[START OF Listing]

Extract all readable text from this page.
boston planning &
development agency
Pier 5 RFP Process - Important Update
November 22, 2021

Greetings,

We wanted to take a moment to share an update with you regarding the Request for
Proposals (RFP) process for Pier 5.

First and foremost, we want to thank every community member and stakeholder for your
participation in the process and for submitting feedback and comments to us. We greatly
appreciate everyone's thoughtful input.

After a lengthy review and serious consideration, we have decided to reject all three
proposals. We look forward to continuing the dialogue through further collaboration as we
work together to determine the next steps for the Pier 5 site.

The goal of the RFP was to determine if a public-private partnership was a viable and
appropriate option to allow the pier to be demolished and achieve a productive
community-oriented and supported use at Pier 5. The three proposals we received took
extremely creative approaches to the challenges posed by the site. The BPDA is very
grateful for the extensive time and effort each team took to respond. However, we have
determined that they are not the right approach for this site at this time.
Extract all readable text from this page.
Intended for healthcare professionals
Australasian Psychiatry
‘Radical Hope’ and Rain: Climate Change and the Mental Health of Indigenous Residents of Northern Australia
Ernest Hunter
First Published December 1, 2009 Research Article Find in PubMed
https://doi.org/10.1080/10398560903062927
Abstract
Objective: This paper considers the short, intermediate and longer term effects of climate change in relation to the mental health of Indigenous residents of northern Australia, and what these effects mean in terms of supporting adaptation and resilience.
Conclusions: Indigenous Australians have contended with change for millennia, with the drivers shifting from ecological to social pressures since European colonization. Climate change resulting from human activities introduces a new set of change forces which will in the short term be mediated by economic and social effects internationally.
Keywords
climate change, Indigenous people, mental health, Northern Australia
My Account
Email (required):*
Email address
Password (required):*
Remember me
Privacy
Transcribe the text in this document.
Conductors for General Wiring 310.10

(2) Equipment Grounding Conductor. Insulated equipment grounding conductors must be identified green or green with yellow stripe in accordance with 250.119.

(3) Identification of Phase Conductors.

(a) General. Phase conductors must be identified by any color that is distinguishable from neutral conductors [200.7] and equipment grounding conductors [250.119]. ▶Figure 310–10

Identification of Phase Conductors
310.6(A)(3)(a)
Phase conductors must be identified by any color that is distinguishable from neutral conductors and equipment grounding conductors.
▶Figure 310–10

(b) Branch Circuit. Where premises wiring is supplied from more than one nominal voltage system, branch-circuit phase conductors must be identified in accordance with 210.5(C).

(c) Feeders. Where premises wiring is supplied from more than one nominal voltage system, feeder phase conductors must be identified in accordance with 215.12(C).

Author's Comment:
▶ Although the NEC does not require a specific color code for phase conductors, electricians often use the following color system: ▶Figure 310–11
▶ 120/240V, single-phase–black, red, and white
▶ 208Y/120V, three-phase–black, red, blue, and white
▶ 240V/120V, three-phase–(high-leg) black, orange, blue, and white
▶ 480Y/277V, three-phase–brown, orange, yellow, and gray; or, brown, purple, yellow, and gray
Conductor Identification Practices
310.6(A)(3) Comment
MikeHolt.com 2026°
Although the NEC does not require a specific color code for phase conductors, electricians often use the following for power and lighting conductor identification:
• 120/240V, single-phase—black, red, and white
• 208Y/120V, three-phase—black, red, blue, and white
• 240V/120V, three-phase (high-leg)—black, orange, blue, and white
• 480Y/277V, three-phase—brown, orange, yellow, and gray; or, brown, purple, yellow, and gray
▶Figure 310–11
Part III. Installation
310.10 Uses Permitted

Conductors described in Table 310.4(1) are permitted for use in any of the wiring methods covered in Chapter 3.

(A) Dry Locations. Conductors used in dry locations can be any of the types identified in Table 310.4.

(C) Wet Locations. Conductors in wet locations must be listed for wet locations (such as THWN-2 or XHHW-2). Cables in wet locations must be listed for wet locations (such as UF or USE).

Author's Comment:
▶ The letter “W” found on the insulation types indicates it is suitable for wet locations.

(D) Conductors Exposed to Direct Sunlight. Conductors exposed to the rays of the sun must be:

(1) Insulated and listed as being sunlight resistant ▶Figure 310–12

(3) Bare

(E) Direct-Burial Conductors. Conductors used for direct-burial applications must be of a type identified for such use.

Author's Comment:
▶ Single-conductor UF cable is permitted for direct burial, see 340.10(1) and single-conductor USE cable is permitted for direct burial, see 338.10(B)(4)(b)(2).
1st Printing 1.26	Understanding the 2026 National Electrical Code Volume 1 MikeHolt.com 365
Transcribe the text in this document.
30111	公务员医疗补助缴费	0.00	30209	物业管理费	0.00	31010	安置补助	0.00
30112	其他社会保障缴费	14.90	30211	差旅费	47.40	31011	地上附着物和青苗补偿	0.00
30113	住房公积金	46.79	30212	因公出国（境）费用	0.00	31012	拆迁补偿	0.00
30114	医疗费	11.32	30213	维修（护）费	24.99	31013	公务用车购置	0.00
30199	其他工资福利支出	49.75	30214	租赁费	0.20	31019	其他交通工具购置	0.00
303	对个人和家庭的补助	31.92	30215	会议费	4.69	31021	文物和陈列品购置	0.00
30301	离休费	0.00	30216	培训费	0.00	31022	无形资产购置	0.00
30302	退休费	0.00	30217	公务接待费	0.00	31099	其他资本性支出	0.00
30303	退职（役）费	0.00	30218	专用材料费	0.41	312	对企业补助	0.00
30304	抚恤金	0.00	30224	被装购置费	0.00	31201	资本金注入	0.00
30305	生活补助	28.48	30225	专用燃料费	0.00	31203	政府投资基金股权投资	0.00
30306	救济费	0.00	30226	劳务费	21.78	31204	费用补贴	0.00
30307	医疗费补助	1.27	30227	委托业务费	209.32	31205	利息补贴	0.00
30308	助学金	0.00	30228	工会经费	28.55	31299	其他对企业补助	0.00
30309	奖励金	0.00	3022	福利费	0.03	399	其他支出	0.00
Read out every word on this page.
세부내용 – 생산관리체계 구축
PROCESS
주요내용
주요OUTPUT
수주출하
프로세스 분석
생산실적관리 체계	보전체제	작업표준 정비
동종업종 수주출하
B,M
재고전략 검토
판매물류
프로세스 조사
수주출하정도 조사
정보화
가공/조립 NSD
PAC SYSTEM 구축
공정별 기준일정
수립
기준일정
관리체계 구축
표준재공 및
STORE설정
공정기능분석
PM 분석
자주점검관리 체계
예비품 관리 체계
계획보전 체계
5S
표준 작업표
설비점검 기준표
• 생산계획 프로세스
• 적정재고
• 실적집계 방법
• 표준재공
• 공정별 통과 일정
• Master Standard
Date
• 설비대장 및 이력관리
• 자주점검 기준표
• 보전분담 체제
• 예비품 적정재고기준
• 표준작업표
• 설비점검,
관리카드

[END OF Listing]

### Problem
Copy out every line of the data above, exactly as given.

### Final result
Extract all readable text from this page.
boston planning &
development agency
Pier 5 RFP Process - Important Update
November 22, 2021

Greetings,

We wanted to take a moment to share an update with you regarding the Request for
Proposals (RFP) process for Pier 5.

First and foremost, we want to thank every community member and stakeholder for your
participation in the process and for submitting feedback and comments to us. We greatly
appreciate everyone's thoughtful input.

After a lengthy review and serious consideration, we have decided to reject all three
proposals. We look forward to continuing the dialogue through further collaboration as we
work together to determine the next steps for the Pier 5 site.

The goal of the RFP was to determine if a public-private partnership was a viable and
appropriate option to allow the pier to be demolished and achieve a productive
community-oriented and supported use at Pier 5. The three proposals we received took
extremely creative approaches to the challenges posed by the site. The BPDA is very
grateful for the extensive time and effort each team took to respond. However, we have
determined that they are not the right approach for this site at this time.
Extract all readable text from this page.
Intended for healthcare professionals
Australasian Psychiatry
‘Radical Hope’ and Rain: Climate Change and the Mental Health of Indigenous Residents of Northern Australia
Ernest Hunter
First Published December 1, 2009 Research Article Find in PubMed
https://doi.org/10.1080/10398560903062927
Abstract
Objective: This paper considers the short, intermediate and longer term effects of climate change in relation to the mental health of Indigenous residents of northern Australia, and what these effects mean in terms of supporting adaptation and resilience.
Conclusions: Indigenous Australians have contended with change for millennia, with the drivers shifting from ecological to social pressures since European colonization. Climate change resulting from human activities introduces a new set of change forces which will in the short term be mediated by economic and social effects internationally.
Keywords
climate change, Indigenous people, mental health, Northern Australia
My Account
Email (required):*
Email address
Password (required):*
Remember me
Privacy
Transcribe the text in this document.
Conductors for General Wiring 310.10

(2) Equipment Grounding Conductor. Insulated equipment grounding conductors must be identified green or green with yellow stripe in accordance with 250.119.

(3) Identification of Phase Conductors.

(a) General. Phase conductors must be identified by any color that is distinguishable from neutral conductors [200.7] and equipment grounding conductors [250.119]. ▶Figure 310–10

Identification of Phase Conductors
310.6(A)(3)(a)
Phase conductors must be identified by any color that is distinguishable from neutral conductors and equipment grounding conductors.
▶Figure 310–10

(b) Branch Circuit. Where premises wiring is supplied from more than one nominal voltage system, branch-circuit phase conductors must be identified in accordance with 210.5(C).

(c) Feeders. Where premises wiring is supplied from more than one nominal voltage system, feeder phase conductors must be identified in accordance with 215.12(C).

Author's Comment:
▶ Although the NEC does not require a specific color code for phase conductors, electricians often use the following color system: ▶Figure 310–11
▶ 120/240V, single-phase–black, red, and white
▶ 208Y/120V, three-phase–black, red, blue, and white
▶ 240V/120V, three-phase–(high-leg) black, orange, blue, and white
▶ 480Y/277V, three-phase–brown, orange, yellow, and gray; or, brown, purple, yellow, and gray
Conductor Identification Practices
310.6(A)(3) Comment
MikeHolt.com 2026°
Although the NEC does not require a specific color code for phase conductors, electricians often use the following for power and lighting conductor identification:
• 120/240V, single-phase—black, red, and white
• 208Y/120V, three-phase—black, red, blue, and white
• 240V/120V, three-phase (high-leg)—black, orange, blue, and white
• 480Y/277V, three-phase—brown, orange, yellow, and gray; or, brown, purple, yellow, and gray
▶Figure 310–11
Part III. Installation
310.10 Uses Permitted

Conductors described in Table 310.4(1) are permitted for use in any of the wiring methods covered in Chapter 3.

(A) Dry Locations. Conductors used in dry locations can be any of the types identified in Table 310.4.

(C) Wet Locations. Conductors in wet locations must be listed for wet locations (such as THWN-2 or XHHW-2). Cables in wet locations must be listed for wet locations (such as UF or USE).

Author's Comment:
▶ The letter “W” found on the insulation types indicates it is suitable for wet locations.

(D) Conductors Exposed to Direct Sunlight. Conductors exposed to the rays of the sun must be:

(1) Insulated and listed as being sunlight resistant ▶Figure 310–12

(3) Bare

(E) Direct-Burial Conductors. Conductors used for direct-burial applications must be of a type identified for such use.

Author's Comment:
▶ Single-conductor UF cable is permitted for direct burial, see 340.10(1) and single-conductor USE cable is permitted for direct burial, see 338.10(B)(4)(b)(2).
1st Printing 1.26	Understanding the 2026 National Electrical Code Volume 1 MikeHolt.com 365
Transcribe the text in this document.
30111	公务员医疗补助缴费	0.00	30209	物业管理费	0.00	31010	安置补助	0.00
30112	其他社会保障缴费	14.90	30211	差旅费	47.40	31011	地上附着物和青苗补偿	0.00
30113	住房公积金	46.79	30212	因公出国（境）费用	0.00	31012	拆迁补偿	0.00
30114	医疗费	11.32	30213	维修（护）费	24.99	31013	公务用车购置	0.00
30199	其他工资福利支出	49.75	30214	租赁费	0.20	31019	其他交通工具购置	0.00
303	对个人和家庭的补助	31.92	30215	会议费	4.69	31021	文物和陈列品购置	0.00
30301	离休费	0.00	30216	培训费	0.00	31022	无形资产购置	0.00
30302	退休费	0.00	30217	公务接待费	0.00	31099	其他资本性支出	0.00
30303	退职（役）费	0.00	30218	专用材料费	0.41	312	对企业补助	0.00
30304	抚恤金	0.00	30224	被装购置费	0.00	31201	资本金注入	0.00
30305	生活补助	28.48	30225	专用燃料费	0.00	31203	政府投资基金股权投资	0.00
30306	救济费	0.00	30226	劳务费	21.78	31204	费用补贴	0.00
30307	医疗费补助	1.27	30227	委托业务费	209.32	31205	利息补贴	0.00
30308	助学金	0.00	30228	工会经费	28.55	31299	其他对企业补助	0.00
30309	奖励金	0.00	3022	福利费	0.03	399	其他支出	0.00
Read out every word on this page.
세부내용 – 생산관리체계 구축
PROCESS
주요내용
주요OUTPUT
수주출하
프로세스 분석
생산실적관리 체계	보전체제	작업표준 정비
동종업종 수주출하
B,M
재고전략 검토
판매물류
프로세스 조사
수주출하정도 조사
정보화
가공/조립 NSD
PAC SYSTEM 구축
공정별 기준일정
수립
기준일정
관리체계 구축
표준재공 및
STORE설정
공정기능분석
PM 분석
자주점검관리 체계
예비품 관리 체계
계획보전 체계
5S
표준 작업표
설비점검 기준표
• 생산계획 프로세스
• 적정재고
• 실적집계 방법
• 표준재공
• 공정별 통과 일정
• Master Standard
Date
• 설비대장 및 이력관리
• 자주점검 기준표
• 보전분담 체제
• 예비품 적정재고기준
• 표준작업표
• 설비점검,
관리카드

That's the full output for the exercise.